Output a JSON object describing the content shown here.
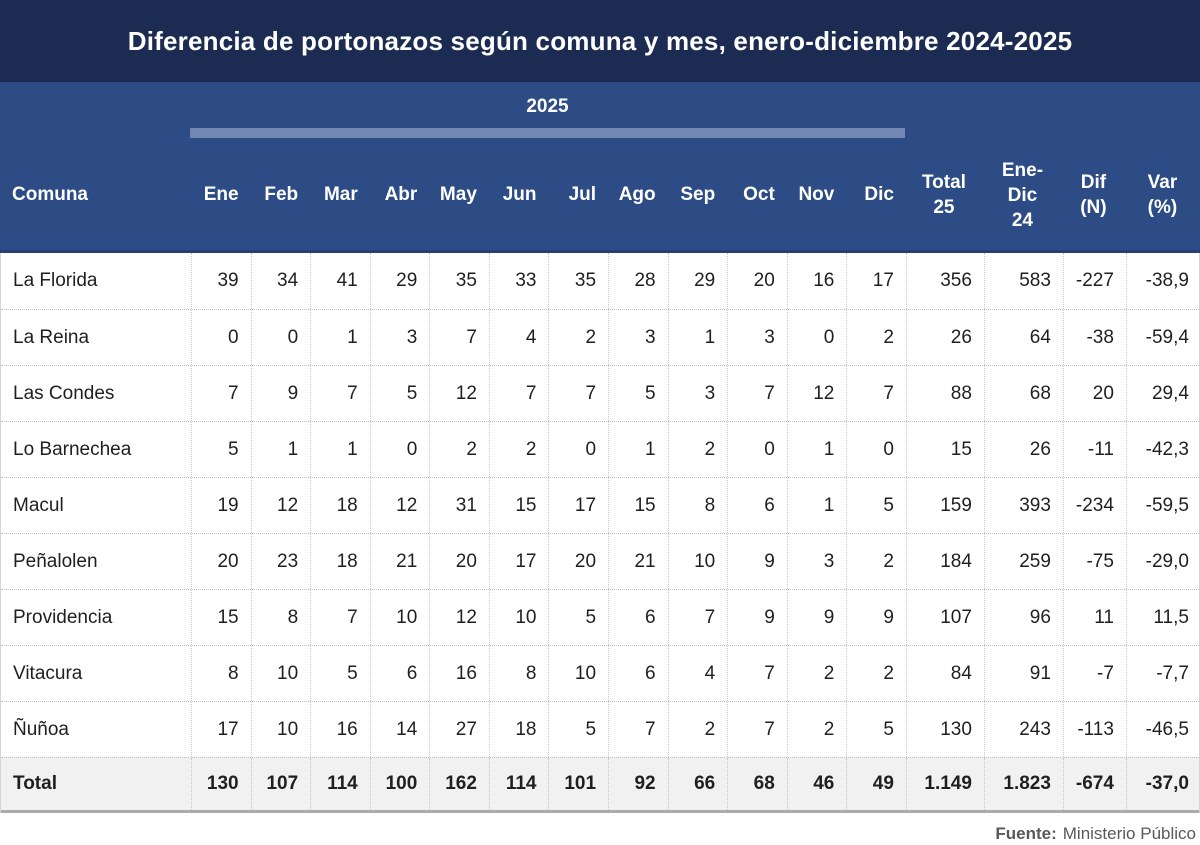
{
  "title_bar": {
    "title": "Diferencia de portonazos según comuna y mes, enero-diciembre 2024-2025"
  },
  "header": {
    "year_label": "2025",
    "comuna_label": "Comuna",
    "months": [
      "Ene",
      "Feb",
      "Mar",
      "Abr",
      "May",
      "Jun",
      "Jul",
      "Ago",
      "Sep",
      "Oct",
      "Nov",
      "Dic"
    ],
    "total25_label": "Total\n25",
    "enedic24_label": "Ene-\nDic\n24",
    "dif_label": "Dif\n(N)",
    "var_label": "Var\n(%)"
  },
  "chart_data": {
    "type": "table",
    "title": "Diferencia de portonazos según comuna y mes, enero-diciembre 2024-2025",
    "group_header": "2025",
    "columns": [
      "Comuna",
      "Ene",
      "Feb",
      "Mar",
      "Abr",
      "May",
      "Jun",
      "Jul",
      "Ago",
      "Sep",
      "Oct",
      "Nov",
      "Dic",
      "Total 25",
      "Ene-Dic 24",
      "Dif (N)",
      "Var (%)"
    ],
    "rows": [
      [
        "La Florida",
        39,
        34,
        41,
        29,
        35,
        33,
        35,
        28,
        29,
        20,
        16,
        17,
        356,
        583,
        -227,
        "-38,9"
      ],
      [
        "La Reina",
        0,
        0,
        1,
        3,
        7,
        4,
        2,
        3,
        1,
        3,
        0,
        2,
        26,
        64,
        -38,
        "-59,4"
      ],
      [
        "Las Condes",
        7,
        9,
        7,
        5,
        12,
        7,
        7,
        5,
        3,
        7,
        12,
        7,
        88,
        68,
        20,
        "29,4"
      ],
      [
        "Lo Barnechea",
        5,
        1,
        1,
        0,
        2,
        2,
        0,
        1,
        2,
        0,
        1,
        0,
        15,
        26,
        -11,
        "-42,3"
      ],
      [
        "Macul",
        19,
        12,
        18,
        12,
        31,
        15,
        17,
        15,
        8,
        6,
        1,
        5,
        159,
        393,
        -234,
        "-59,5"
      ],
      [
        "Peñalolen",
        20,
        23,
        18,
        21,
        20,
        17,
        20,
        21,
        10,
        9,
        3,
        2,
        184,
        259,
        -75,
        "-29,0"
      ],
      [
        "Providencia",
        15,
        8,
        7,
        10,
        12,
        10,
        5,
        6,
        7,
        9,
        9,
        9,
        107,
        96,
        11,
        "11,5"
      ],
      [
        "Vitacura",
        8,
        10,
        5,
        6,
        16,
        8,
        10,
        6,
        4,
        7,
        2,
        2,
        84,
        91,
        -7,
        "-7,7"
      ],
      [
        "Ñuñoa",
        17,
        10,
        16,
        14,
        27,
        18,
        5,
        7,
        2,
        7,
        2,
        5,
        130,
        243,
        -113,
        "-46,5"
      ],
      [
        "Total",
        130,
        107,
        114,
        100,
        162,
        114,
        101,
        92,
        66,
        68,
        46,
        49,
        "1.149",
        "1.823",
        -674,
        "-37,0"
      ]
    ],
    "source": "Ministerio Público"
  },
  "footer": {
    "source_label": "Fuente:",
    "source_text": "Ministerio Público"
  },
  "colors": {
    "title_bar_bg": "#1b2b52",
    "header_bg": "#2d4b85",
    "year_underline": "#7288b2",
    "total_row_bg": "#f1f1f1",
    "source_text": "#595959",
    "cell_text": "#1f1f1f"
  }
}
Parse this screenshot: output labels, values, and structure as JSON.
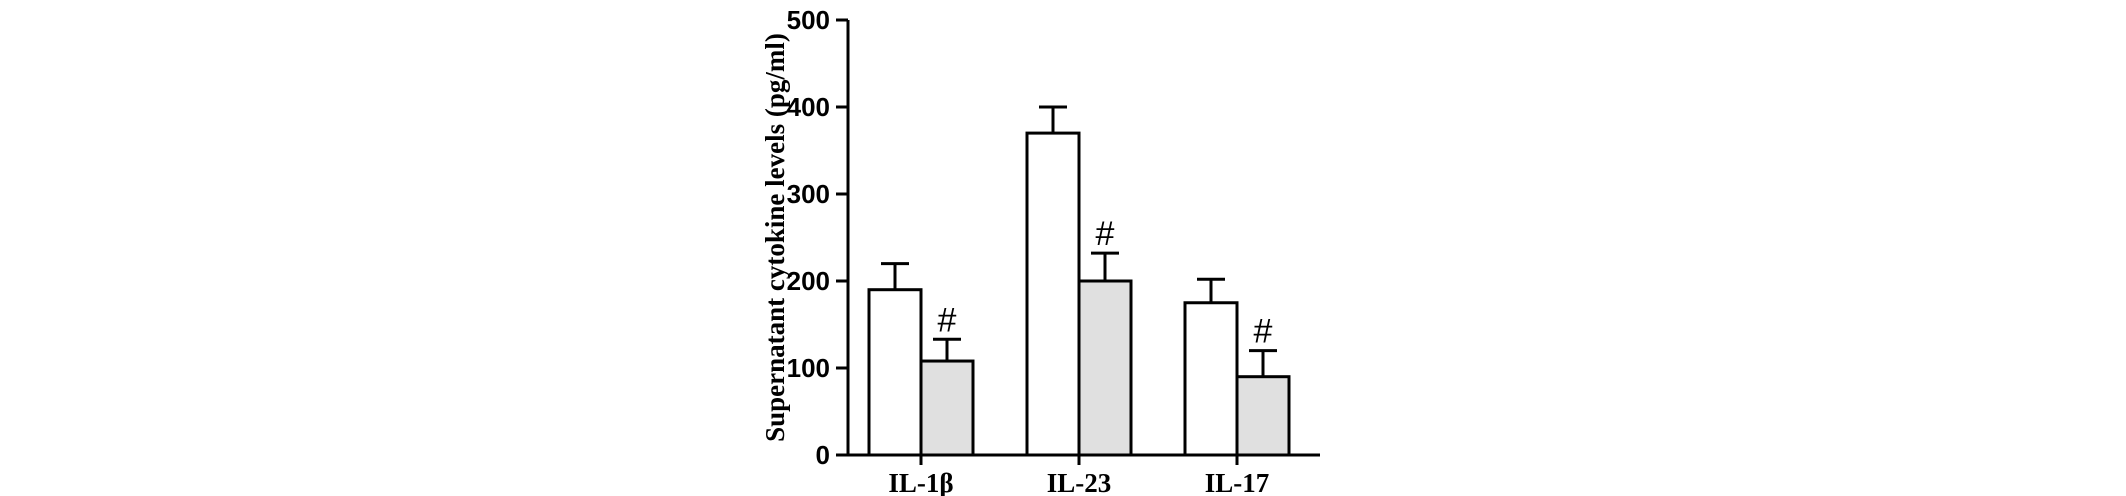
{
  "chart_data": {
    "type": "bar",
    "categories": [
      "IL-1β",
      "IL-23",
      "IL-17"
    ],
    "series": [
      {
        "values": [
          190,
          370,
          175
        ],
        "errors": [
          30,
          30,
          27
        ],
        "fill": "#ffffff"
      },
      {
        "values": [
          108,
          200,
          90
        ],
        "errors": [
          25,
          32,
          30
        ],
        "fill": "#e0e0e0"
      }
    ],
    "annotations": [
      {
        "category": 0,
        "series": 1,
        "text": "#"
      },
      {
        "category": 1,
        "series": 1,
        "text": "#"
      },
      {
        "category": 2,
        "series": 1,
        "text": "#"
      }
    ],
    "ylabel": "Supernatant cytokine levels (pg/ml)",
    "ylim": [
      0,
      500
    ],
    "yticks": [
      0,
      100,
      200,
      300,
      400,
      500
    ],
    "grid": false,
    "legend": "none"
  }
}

☆ ☆ ☆ ☆ ☆

■ **Instruction**
Reproduce every line exactly and omit all pictures.

■ **Final result**
Output a JSON object describing the content shown here.
{
  "title_bar": {
    "title": "Diferencia de portonazos según comuna y mes, enero-diciembre 2024-2025"
  },
  "header": {
    "year_label": "2025",
    "comuna_label": "Comuna",
    "months": [
      "Ene",
      "Feb",
      "Mar",
      "Abr",
      "May",
      "Jun",
      "Jul",
      "Ago",
      "Sep",
      "Oct",
      "Nov",
      "Dic"
    ],
    "total25_label": "Total\n25",
    "enedic24_label": "Ene-\nDic\n24",
    "dif_label": "Dif\n(N)",
    "var_label": "Var\n(%)"
  },
  "chart_data": {
    "type": "table",
    "title": "Diferencia de portonazos según comuna y mes, enero-diciembre 2024-2025",
    "group_header": "2025",
    "columns": [
      "Comuna",
      "Ene",
      "Feb",
      "Mar",
      "Abr",
      "May",
      "Jun",
      "Jul",
      "Ago",
      "Sep",
      "Oct",
      "Nov",
      "Dic",
      "Total 25",
      "Ene-Dic 24",
      "Dif (N)",
      "Var (%)"
    ],
    "rows": [
      [
        "La Florida",
        39,
        34,
        41,
        29,
        35,
        33,
        35,
        28,
        29,
        20,
        16,
        17,
        356,
        583,
        -227,
        "-38,9"
      ],
      [
        "La Reina",
        0,
        0,
        1,
        3,
        7,
        4,
        2,
        3,
        1,
        3,
        0,
        2,
        26,
        64,
        -38,
        "-59,4"
      ],
      [
        "Las Condes",
        7,
        9,
        7,
        5,
        12,
        7,
        7,
        5,
        3,
        7,
        12,
        7,
        88,
        68,
        20,
        "29,4"
      ],
      [
        "Lo Barnechea",
        5,
        1,
        1,
        0,
        2,
        2,
        0,
        1,
        2,
        0,
        1,
        0,
        15,
        26,
        -11,
        "-42,3"
      ],
      [
        "Macul",
        19,
        12,
        18,
        12,
        31,
        15,
        17,
        15,
        8,
        6,
        1,
        5,
        159,
        393,
        -234,
        "-59,5"
      ],
      [
        "Peñalolen",
        20,
        23,
        18,
        21,
        20,
        17,
        20,
        21,
        10,
        9,
        3,
        2,
        184,
        259,
        -75,
        "-29,0"
      ],
      [
        "Providencia",
        15,
        8,
        7,
        10,
        12,
        10,
        5,
        6,
        7,
        9,
        9,
        9,
        107,
        96,
        11,
        "11,5"
      ],
      [
        "Vitacura",
        8,
        10,
        5,
        6,
        16,
        8,
        10,
        6,
        4,
        7,
        2,
        2,
        84,
        91,
        -7,
        "-7,7"
      ],
      [
        "Ñuñoa",
        17,
        10,
        16,
        14,
        27,
        18,
        5,
        7,
        2,
        7,
        2,
        5,
        130,
        243,
        -113,
        "-46,5"
      ],
      [
        "Total",
        130,
        107,
        114,
        100,
        162,
        114,
        101,
        92,
        66,
        68,
        46,
        49,
        "1.149",
        "1.823",
        -674,
        "-37,0"
      ]
    ],
    "source": "Ministerio Público"
  },
  "footer": {
    "source_label": "Fuente:",
    "source_text": "Ministerio Público"
  },
  "colors": {
    "title_bar_bg": "#1b2b52",
    "header_bg": "#2d4b85",
    "year_underline": "#7288b2",
    "total_row_bg": "#f1f1f1",
    "source_text": "#595959",
    "cell_text": "#1f1f1f"
  }
}
Parse this screenshot: output labels, values, and structure as JSON.
{
  "chart_data": {
    "type": "bar",
    "categories": [
      "IL-1β",
      "IL-23",
      "IL-17"
    ],
    "series": [
      {
        "values": [
          190,
          370,
          175
        ],
        "errors": [
          30,
          30,
          27
        ],
        "fill": "#ffffff"
      },
      {
        "values": [
          108,
          200,
          90
        ],
        "errors": [
          25,
          32,
          30
        ],
        "fill": "#e0e0e0"
      }
    ],
    "annotations": [
      {
        "category": 0,
        "series": 1,
        "text": "#"
      },
      {
        "category": 1,
        "series": 1,
        "text": "#"
      },
      {
        "category": 2,
        "series": 1,
        "text": "#"
      }
    ],
    "ylabel": "Supernatant cytokine levels (pg/ml)",
    "ylim": [
      0,
      500
    ],
    "yticks": [
      0,
      100,
      200,
      300,
      400,
      500
    ],
    "grid": false,
    "legend": "none"
  }
}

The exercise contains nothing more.